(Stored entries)
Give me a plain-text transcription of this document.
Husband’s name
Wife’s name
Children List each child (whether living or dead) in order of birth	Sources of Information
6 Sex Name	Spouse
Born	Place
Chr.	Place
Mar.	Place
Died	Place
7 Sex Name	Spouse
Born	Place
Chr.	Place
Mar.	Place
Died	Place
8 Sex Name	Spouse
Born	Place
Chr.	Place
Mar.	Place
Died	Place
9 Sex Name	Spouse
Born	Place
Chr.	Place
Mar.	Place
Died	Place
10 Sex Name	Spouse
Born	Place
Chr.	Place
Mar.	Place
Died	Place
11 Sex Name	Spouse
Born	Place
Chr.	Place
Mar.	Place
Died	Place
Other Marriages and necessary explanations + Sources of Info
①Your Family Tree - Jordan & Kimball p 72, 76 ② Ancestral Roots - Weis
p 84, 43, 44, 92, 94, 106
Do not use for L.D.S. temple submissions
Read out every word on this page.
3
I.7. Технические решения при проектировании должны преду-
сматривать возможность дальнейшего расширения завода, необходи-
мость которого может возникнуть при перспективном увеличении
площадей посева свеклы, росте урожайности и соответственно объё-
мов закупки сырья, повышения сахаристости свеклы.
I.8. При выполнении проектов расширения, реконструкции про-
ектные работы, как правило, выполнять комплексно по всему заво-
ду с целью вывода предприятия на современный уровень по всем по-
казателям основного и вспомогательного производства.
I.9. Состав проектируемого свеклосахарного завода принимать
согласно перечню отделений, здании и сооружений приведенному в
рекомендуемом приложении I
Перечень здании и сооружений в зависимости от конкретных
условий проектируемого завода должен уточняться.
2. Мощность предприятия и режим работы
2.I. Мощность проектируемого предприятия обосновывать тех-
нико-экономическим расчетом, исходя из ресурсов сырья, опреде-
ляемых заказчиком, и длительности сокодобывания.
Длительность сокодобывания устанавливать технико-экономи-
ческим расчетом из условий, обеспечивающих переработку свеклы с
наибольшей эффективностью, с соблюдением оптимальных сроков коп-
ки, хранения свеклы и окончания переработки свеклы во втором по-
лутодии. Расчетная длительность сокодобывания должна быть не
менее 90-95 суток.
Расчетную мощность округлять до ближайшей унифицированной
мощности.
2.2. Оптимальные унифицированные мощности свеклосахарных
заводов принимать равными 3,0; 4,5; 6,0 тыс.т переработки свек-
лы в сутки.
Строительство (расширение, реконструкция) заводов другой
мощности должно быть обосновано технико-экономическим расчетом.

• Do this: Filter the entries above down to the lines containing the word "здании".

• Solution:
согласно перечню отделений, здании и сооружений приведенному в
Перечень здании и сооружений в зависимости от конкретных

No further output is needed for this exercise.